_Written task_. Check each line of the listing for the word "arcmin" and give only the number of lines that have it.

Rows from a figure dataset:
+++
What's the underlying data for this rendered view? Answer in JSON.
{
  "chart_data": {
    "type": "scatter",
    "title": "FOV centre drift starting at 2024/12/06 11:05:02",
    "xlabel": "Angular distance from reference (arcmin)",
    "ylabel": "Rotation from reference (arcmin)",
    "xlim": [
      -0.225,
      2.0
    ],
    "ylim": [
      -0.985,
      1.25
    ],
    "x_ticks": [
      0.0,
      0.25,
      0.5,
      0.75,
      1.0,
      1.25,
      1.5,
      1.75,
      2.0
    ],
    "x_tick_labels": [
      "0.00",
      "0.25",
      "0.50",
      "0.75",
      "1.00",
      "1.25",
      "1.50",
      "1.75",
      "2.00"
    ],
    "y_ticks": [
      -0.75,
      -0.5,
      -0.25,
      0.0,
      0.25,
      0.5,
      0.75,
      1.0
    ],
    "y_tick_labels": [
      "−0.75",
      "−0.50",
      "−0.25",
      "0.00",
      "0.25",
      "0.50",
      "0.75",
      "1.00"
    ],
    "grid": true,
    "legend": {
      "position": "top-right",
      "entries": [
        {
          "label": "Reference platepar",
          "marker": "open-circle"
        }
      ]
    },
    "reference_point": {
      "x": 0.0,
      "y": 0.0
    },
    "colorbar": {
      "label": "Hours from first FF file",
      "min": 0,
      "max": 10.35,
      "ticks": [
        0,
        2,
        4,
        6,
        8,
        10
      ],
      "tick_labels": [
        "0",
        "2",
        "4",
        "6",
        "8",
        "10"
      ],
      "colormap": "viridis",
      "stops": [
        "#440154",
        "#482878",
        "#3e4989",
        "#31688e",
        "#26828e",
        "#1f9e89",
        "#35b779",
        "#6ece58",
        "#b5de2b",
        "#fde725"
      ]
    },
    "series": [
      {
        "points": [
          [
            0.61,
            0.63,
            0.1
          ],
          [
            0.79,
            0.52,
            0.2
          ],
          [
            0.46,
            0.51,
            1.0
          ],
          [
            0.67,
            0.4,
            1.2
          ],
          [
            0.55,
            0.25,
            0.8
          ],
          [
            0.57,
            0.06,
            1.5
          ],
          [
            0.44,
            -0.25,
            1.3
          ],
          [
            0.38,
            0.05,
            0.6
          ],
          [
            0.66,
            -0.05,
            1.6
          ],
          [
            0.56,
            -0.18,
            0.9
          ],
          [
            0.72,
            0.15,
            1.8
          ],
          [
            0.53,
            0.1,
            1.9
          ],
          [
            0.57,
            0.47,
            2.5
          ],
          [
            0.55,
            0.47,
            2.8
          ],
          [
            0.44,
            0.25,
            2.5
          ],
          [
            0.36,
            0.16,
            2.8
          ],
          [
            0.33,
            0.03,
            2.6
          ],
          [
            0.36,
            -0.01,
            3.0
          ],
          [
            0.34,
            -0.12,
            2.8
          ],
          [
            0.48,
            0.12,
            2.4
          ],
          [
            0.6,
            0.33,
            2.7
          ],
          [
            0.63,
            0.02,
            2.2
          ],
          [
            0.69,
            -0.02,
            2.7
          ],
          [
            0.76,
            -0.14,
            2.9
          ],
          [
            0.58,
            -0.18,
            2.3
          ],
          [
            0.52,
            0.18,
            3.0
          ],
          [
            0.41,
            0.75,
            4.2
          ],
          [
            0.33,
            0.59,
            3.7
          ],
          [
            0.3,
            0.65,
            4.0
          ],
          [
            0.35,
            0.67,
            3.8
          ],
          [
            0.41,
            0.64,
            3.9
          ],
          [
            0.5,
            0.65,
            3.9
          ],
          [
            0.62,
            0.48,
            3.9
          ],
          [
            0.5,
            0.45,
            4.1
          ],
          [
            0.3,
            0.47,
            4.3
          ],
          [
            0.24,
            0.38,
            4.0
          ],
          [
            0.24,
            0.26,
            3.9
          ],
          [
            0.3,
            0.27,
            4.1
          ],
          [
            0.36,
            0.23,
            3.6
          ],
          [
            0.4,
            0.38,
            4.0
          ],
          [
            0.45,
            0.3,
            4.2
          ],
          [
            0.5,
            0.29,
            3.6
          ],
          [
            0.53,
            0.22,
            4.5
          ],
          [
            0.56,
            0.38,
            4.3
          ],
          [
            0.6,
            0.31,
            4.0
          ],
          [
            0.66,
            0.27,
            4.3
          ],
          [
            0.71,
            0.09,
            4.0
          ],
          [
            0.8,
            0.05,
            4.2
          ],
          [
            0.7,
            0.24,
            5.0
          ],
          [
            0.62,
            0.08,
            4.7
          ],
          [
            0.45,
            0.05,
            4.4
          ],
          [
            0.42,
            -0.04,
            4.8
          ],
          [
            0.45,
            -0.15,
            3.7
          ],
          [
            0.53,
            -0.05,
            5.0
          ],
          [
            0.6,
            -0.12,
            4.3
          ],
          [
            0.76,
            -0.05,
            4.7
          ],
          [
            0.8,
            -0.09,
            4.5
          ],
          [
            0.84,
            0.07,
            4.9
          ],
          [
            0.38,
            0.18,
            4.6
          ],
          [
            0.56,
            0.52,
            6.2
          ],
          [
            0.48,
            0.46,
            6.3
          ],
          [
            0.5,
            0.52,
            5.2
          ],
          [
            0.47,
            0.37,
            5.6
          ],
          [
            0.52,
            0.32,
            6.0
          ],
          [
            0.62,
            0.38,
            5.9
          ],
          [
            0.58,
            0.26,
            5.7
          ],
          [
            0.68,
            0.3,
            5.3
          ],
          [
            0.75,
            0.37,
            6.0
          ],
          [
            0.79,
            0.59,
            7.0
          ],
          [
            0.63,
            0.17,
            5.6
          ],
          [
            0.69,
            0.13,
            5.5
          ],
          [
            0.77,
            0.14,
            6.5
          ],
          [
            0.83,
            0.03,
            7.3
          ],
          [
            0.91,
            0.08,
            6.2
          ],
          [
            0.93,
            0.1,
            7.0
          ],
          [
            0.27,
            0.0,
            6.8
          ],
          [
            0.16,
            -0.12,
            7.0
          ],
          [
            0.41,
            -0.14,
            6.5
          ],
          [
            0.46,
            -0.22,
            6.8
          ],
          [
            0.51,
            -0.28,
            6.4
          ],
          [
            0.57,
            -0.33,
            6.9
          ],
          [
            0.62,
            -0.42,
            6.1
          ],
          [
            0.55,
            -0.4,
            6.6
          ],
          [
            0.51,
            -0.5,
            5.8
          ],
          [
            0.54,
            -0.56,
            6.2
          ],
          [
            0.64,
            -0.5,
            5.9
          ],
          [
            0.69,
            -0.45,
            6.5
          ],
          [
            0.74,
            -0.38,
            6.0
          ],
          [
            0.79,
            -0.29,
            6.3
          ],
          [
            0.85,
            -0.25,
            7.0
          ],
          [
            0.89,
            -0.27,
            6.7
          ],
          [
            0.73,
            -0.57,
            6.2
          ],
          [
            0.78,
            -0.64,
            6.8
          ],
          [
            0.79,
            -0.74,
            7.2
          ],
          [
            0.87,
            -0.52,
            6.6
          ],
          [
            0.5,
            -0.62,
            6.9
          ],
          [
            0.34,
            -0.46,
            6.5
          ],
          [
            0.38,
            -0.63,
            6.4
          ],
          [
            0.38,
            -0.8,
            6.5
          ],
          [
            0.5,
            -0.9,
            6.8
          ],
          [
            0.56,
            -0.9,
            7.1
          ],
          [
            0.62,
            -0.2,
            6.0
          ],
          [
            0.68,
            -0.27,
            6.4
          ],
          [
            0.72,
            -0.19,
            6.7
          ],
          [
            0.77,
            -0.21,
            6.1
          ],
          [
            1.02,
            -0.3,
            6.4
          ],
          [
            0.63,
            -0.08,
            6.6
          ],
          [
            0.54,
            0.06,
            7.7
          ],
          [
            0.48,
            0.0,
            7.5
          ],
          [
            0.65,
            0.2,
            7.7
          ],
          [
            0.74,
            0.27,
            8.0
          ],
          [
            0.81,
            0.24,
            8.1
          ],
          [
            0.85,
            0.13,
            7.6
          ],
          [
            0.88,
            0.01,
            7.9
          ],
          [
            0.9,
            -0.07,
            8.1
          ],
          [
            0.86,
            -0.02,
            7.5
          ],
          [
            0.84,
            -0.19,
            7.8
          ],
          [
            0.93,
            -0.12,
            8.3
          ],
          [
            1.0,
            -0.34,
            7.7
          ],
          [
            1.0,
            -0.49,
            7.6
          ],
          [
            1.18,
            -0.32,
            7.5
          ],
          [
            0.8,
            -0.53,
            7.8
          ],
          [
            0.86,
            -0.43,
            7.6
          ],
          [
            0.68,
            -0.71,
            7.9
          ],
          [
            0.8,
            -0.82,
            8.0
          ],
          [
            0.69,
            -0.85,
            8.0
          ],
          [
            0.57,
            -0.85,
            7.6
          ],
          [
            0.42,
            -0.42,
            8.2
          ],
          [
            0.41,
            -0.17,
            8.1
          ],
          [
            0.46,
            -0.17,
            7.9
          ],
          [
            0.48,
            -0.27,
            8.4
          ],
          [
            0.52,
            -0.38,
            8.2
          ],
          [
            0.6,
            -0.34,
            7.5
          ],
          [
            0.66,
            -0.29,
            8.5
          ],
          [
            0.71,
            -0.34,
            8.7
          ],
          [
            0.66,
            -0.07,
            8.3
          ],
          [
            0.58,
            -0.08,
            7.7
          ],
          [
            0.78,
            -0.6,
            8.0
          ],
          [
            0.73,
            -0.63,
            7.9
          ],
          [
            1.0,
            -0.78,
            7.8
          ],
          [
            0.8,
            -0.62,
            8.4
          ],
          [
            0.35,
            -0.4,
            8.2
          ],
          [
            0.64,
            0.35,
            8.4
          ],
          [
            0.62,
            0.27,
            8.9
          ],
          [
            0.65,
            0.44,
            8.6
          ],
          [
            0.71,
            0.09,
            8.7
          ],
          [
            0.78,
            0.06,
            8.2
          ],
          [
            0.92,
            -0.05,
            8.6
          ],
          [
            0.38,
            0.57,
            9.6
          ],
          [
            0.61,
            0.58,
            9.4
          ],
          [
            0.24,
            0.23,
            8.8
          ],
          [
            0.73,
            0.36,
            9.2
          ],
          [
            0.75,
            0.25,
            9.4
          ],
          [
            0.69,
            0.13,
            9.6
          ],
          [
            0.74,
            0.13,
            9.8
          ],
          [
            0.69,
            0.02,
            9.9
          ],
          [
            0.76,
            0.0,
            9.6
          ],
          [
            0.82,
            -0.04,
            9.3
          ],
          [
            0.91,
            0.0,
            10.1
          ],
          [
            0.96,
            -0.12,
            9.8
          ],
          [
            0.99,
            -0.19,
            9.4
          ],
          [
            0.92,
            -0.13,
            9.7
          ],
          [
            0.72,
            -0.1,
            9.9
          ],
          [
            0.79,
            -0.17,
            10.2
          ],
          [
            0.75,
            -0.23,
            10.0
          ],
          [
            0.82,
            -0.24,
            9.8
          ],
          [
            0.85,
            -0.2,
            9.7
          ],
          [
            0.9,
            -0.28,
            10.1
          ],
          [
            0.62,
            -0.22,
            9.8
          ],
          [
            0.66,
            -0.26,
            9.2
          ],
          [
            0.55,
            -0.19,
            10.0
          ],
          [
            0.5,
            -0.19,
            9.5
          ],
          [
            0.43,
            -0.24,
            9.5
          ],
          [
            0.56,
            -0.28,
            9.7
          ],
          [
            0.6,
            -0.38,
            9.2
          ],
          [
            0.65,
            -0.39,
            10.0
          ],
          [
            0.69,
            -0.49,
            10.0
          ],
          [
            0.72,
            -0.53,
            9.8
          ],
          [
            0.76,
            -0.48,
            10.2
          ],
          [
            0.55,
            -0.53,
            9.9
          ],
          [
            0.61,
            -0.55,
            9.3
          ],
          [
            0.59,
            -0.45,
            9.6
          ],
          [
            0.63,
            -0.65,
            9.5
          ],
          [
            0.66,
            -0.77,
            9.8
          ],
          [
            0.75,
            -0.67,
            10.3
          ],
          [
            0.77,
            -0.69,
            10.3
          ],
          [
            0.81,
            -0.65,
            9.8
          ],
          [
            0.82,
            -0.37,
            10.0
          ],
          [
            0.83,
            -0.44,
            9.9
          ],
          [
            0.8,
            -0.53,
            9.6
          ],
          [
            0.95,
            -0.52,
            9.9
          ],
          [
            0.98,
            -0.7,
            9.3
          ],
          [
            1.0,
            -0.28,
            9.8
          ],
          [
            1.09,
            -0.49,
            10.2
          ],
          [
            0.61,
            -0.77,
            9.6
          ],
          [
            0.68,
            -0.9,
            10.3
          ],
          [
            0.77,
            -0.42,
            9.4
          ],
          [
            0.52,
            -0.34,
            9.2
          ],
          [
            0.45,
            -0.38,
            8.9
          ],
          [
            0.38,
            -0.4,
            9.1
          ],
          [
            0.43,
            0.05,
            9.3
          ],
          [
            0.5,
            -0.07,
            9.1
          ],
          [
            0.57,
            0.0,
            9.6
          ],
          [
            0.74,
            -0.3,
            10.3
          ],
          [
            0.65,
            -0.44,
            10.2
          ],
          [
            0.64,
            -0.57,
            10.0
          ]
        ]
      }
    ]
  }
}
+++
_Exercise output_. 2